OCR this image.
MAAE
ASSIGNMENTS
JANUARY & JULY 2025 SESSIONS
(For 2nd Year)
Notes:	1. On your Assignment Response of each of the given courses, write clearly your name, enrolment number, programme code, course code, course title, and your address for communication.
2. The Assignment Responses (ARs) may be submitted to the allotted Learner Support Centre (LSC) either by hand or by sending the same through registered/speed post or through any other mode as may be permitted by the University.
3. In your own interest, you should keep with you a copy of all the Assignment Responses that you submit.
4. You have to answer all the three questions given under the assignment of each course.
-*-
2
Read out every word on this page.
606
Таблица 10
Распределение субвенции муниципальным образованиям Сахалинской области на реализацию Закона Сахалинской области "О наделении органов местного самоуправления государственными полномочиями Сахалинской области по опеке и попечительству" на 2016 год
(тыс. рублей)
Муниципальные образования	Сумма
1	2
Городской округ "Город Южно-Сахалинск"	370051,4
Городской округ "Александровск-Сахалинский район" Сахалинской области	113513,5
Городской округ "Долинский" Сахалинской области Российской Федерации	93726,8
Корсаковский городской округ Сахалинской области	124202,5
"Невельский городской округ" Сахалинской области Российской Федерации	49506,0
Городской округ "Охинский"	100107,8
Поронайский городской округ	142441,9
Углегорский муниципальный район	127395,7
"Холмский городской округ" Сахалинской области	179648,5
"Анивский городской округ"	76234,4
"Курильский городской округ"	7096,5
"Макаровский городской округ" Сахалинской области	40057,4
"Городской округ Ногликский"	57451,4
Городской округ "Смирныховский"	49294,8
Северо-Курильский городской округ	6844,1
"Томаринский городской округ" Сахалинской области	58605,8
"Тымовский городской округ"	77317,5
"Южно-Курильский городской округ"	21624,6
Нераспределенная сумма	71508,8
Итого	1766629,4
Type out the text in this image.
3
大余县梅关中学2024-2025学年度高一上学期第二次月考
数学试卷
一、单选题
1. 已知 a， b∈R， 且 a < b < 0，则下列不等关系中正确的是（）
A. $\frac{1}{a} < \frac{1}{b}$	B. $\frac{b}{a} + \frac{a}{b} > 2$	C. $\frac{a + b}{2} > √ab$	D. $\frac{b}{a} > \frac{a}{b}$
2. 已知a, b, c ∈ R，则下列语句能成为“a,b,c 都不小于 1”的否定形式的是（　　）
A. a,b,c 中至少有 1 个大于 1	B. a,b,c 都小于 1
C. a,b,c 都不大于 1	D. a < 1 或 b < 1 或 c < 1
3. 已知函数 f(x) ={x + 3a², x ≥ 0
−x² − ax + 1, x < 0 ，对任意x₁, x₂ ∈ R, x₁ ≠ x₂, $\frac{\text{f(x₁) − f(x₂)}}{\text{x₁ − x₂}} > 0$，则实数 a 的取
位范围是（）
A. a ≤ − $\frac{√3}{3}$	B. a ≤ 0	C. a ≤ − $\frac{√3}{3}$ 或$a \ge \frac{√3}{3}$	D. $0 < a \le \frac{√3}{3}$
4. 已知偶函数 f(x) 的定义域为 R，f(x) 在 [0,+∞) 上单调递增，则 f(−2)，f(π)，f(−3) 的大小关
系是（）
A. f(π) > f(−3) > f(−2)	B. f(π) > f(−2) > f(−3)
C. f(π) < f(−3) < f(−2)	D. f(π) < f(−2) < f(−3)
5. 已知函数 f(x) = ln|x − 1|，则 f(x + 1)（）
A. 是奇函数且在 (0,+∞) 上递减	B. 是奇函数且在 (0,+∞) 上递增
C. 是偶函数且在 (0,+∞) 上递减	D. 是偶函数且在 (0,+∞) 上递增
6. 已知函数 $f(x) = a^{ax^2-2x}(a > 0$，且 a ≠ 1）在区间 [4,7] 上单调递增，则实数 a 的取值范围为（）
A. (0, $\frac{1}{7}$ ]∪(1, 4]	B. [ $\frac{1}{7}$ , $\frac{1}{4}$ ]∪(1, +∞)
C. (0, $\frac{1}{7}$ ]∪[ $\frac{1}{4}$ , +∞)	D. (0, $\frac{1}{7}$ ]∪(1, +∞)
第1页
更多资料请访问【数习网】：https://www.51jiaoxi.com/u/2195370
◇ ◇ ◇ ◇ ◇
Task description |
Copy out each line in the listing that has the word "Федерации".

In response |
Городской округ "Долинский" Сахалинской области Российской Федерации	93726,8
"Невельский городской округ" Сахалинской области Российской Федерации	49506,0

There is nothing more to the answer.